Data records
______________________________

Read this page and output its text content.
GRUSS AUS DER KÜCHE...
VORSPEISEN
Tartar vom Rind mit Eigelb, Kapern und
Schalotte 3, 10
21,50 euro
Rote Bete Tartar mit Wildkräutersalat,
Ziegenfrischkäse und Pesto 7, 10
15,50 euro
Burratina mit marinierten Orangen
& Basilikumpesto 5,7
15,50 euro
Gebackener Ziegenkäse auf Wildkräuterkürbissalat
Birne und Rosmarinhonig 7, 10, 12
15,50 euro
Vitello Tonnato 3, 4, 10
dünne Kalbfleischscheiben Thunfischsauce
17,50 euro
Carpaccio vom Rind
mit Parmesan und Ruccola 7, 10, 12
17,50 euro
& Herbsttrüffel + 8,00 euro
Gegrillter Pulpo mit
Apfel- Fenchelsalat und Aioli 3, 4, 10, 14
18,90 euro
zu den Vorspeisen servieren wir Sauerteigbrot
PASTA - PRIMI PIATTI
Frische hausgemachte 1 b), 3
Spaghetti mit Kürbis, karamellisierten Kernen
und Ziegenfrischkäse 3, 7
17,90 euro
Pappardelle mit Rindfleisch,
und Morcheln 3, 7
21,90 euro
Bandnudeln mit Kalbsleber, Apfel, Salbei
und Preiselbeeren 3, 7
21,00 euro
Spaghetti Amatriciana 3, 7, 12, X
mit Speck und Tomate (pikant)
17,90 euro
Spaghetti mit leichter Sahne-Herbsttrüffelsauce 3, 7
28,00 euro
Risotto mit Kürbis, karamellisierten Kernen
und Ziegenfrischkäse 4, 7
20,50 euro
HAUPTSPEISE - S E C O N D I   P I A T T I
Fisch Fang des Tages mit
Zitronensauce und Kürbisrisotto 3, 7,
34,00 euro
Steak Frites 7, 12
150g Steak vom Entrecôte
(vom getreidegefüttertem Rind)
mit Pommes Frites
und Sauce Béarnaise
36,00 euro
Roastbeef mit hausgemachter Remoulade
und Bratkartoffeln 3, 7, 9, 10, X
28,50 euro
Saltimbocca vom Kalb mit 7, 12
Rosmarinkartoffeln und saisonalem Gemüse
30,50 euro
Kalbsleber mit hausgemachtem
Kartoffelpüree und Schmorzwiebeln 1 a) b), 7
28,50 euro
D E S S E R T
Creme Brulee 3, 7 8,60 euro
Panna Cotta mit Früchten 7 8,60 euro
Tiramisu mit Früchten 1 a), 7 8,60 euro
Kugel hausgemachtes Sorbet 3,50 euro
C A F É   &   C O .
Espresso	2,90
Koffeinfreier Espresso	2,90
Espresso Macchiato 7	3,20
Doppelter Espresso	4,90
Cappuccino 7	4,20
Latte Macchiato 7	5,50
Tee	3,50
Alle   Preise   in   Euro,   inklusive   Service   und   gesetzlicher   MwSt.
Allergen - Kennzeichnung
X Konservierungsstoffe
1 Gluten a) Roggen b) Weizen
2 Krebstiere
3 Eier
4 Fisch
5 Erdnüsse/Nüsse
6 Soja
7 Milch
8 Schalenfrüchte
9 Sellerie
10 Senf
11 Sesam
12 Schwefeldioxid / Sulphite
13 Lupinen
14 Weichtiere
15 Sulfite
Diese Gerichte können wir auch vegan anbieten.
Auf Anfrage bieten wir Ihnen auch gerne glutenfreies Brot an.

______________________________

Exercise brief: Select every line of the material above holding the word "Spaghetti" and copy it.

Answer in full:
Spaghetti mit Kürbis, karamellisierten Kernen
Spaghetti Amatriciana 3, 7, 12, X
Spaghetti mit leichter Sahne-Herbsttrüffelsauce 3, 7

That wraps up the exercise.